Problem description: Locate the word "xlabel" in the entries below, then gather every line that holds it.

++++++

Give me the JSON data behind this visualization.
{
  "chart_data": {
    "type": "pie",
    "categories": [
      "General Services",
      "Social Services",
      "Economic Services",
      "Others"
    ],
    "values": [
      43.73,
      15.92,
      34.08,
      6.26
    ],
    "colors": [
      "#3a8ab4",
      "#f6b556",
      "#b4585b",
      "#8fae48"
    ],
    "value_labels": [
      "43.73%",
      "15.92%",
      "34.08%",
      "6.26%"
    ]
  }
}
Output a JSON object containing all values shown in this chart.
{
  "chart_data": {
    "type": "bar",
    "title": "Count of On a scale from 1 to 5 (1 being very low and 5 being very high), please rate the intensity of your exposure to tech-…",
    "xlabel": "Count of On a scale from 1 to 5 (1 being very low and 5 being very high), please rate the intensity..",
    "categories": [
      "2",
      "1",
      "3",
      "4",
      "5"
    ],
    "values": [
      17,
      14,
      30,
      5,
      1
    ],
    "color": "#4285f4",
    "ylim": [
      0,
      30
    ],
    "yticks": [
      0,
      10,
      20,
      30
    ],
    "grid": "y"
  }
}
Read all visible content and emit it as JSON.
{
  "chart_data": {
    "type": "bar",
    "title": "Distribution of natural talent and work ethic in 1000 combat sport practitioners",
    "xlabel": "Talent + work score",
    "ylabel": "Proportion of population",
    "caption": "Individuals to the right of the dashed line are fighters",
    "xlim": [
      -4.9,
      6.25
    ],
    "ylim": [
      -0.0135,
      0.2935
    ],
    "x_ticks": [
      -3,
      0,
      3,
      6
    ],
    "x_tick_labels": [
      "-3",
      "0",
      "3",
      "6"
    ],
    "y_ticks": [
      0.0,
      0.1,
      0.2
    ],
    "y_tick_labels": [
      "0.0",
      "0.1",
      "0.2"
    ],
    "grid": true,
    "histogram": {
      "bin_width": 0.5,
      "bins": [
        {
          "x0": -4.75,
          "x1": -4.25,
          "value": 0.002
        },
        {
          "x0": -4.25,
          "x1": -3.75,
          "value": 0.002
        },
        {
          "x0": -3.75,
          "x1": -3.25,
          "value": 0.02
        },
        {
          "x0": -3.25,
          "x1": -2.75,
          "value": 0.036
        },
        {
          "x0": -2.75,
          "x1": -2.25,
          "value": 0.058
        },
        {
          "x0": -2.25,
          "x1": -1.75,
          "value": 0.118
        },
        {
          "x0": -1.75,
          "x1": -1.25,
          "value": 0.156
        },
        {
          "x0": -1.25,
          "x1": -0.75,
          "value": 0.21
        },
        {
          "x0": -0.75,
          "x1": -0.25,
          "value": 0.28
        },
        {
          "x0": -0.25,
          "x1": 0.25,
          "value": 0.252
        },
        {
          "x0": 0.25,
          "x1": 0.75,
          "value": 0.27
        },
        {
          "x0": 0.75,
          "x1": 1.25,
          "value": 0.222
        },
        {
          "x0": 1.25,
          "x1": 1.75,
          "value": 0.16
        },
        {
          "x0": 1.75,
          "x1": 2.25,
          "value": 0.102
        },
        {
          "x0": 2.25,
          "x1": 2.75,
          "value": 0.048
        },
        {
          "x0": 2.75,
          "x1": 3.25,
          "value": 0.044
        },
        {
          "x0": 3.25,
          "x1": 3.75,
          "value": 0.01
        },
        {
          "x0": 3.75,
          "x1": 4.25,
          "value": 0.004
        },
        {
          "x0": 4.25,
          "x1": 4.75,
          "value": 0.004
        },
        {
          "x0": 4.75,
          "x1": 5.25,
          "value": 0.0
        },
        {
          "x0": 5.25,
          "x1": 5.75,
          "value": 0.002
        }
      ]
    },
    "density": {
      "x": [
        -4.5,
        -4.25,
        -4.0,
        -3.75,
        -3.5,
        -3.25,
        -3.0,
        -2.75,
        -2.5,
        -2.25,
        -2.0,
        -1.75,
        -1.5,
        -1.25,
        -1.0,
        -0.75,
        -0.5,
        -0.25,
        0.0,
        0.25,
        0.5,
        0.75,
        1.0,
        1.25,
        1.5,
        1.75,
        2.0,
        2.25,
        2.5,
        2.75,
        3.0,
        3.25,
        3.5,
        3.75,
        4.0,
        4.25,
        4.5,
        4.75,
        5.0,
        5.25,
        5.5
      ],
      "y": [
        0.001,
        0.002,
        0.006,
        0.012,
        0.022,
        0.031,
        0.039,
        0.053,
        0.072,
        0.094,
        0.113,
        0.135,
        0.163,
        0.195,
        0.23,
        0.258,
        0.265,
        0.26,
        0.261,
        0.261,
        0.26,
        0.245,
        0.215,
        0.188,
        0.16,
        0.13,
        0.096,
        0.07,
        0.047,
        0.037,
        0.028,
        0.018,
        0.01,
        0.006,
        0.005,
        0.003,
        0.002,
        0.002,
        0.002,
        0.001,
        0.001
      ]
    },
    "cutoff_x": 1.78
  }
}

++++++

Response to this exercise:
    "xlabel": "Count of On a scale from 1 to 5 (1 being very low and 5 being very high), please rate the intensity..",
    "xlabel": "Talent + work score",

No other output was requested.